Copy the lines below, starting at the line containing "social-caption: YouTube [1016, 525, 1040, 531]" and ending at the line containing "rss-icon: ◉ [1051, 492, 1085, 524]", with both of those lines included.

(Element placement lines)
....
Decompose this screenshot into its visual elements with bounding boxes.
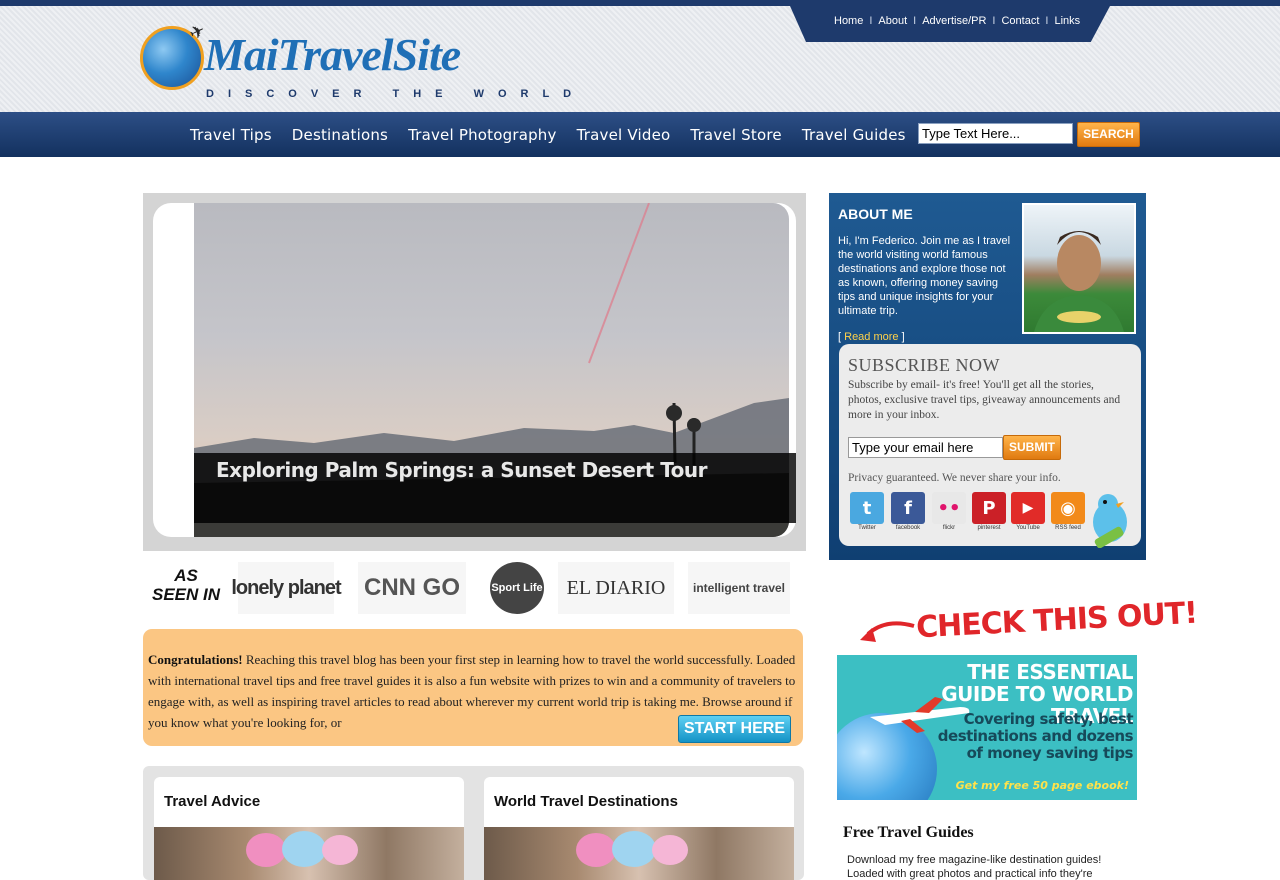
social-caption: YouTube [1016, 525, 1040, 531]
nav-destinations[interactable]: Destinations [292, 126, 388, 144]
cotton-candy-shape [576, 833, 616, 867]
as-seen-in-label: AS SEEN IN [146, 566, 226, 604]
rss-icon: ◉ [1051, 492, 1085, 524]
rss-button[interactable]: ◉ RSS feed [1050, 491, 1086, 535]
facebook-icon: f [891, 492, 925, 524]
bird-mascot-icon [1088, 488, 1132, 549]
pinterest-icon: P [972, 492, 1006, 524]
cotton-candy-shape [652, 835, 688, 865]
cotton-candy-shape [322, 835, 358, 865]
separator: I [1045, 15, 1049, 27]
separator: I [913, 15, 917, 27]
as-seen-in-line1: AS [174, 566, 198, 585]
card-travel-advice[interactable]: Travel Advice [154, 777, 464, 880]
flickr-button[interactable]: •• flickr [931, 491, 967, 535]
nav-travel-video[interactable]: Travel Video [577, 126, 671, 144]
privacy-note: Privacy guaranteed. We never share your … [848, 472, 1061, 484]
youtube-icon: ▶ [1011, 492, 1045, 524]
facebook-button[interactable]: f facebook [890, 491, 926, 535]
nav-menu: Travel Tips Destinations Travel Photogra… [190, 112, 926, 157]
social-caption: pinterest [977, 525, 1001, 531]
card-world-travel-destinations[interactable]: World Travel Destinations [484, 777, 794, 880]
pinterest-button[interactable]: P pinterest [971, 491, 1007, 535]
press-logo-lonely-planet: lonely planet [231, 562, 342, 614]
flickr-icon: •• [932, 492, 966, 524]
nav-travel-photography[interactable]: Travel Photography [408, 126, 557, 144]
free-guides-heading: Free Travel Guides [843, 824, 974, 841]
search-button[interactable]: SEARCH [1077, 122, 1140, 147]
site-logo[interactable]: ✈ MaiTravelSite DISCOVER THE WORLD [138, 8, 571, 104]
welcome-lead: Congratulations! [148, 652, 243, 667]
subscribe-text: Subscribe by email- it's free! You'll ge… [848, 379, 1121, 421]
subscribe-title: SUBSCRIBE NOW [848, 355, 1001, 375]
author-portrait-illustration [1034, 231, 1124, 332]
author-photo[interactable] [1022, 203, 1136, 334]
social-caption: Twitter [858, 525, 876, 531]
separator: I [869, 15, 873, 27]
card-image[interactable] [154, 827, 464, 880]
read-more-link[interactable]: Read more [844, 331, 898, 343]
nav-travel-tips[interactable]: Travel Tips [190, 126, 272, 144]
press-logo-sport-life: Sport Life [490, 562, 544, 614]
social-caption: facebook [895, 525, 921, 531]
logo-brand: MaiTravelSite [204, 29, 461, 80]
red-arrow-icon [860, 621, 915, 642]
as-seen-in-line2: SEEN IN [151, 585, 221, 604]
search-input[interactable] [918, 123, 1073, 144]
nav-travel-store[interactable]: Travel Store [690, 126, 781, 144]
start-here-button[interactable]: START HERE [678, 715, 791, 743]
top-links: Home I About I Advertise/PR I Contact I … [834, 15, 1080, 27]
separator: I [992, 15, 996, 27]
press-logo-natgeo: intelligent travel [688, 562, 790, 614]
card-title[interactable]: Travel Advice [164, 793, 260, 810]
submit-button[interactable]: SUBMIT [1003, 435, 1061, 460]
press-logo-el-diario: EL DIARIO [558, 562, 674, 614]
cotton-candy-shape [612, 831, 656, 867]
about-text: Hi, I'm Federico. Join me as I travel th… [838, 235, 1011, 317]
ebook-banner[interactable]: THE ESSENTIAL GUIDE TO WORLD TRAVEL Cove… [837, 655, 1137, 800]
social-caption: RSS feed [1055, 525, 1081, 531]
card-title[interactable]: World Travel Destinations [494, 793, 678, 810]
top-link-advertise[interactable]: Advertise/PR [922, 15, 986, 27]
read-more-row: [ Read more ] [838, 331, 905, 343]
press-logo-cnn-go: CNN GO [358, 562, 466, 614]
social-caption: flickr [942, 525, 956, 531]
ebook-cta[interactable]: Get my free 50 page ebook! [937, 779, 1129, 792]
youtube-button[interactable]: ▶ YouTube [1010, 491, 1046, 535]
about-title: ABOUT ME [838, 206, 913, 222]
cotton-candy-shape [282, 831, 326, 867]
nav-travel-guides[interactable]: Travel Guides [802, 126, 906, 144]
twitter-icon: t [850, 492, 884, 524]
top-link-home[interactable]: Home [834, 15, 863, 27]
twitter-button[interactable]: t Twitter [849, 491, 885, 535]
top-link-contact[interactable]: Contact [1001, 15, 1039, 27]
top-link-about[interactable]: About [878, 15, 907, 27]
logo-tagline: DISCOVER THE WORLD [206, 88, 586, 100]
ebook-subtitle: Covering safety, best destinations and d… [937, 710, 1134, 762]
cotton-candy-shape [246, 833, 286, 867]
email-input[interactable] [848, 437, 1003, 458]
free-guides-text: Download my free magazine-like destinati… [847, 854, 1102, 880]
slide-caption[interactable]: Exploring Palm Springs: a Sunset Desert … [216, 458, 708, 482]
check-this-out-heading: CHECK THIS OUT! [915, 595, 1198, 646]
top-link-links[interactable]: Links [1054, 15, 1080, 27]
card-image[interactable] [484, 827, 794, 880]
....
Exercise output:
social-caption: YouTube [1016, 525, 1040, 531]
nav-destinations[interactable]: Destinations [292, 126, 388, 144]
cotton-candy-shape [576, 833, 616, 867]
as-seen-in-label: AS SEEN IN [146, 566, 226, 604]
rss-icon: ◉ [1051, 492, 1085, 524]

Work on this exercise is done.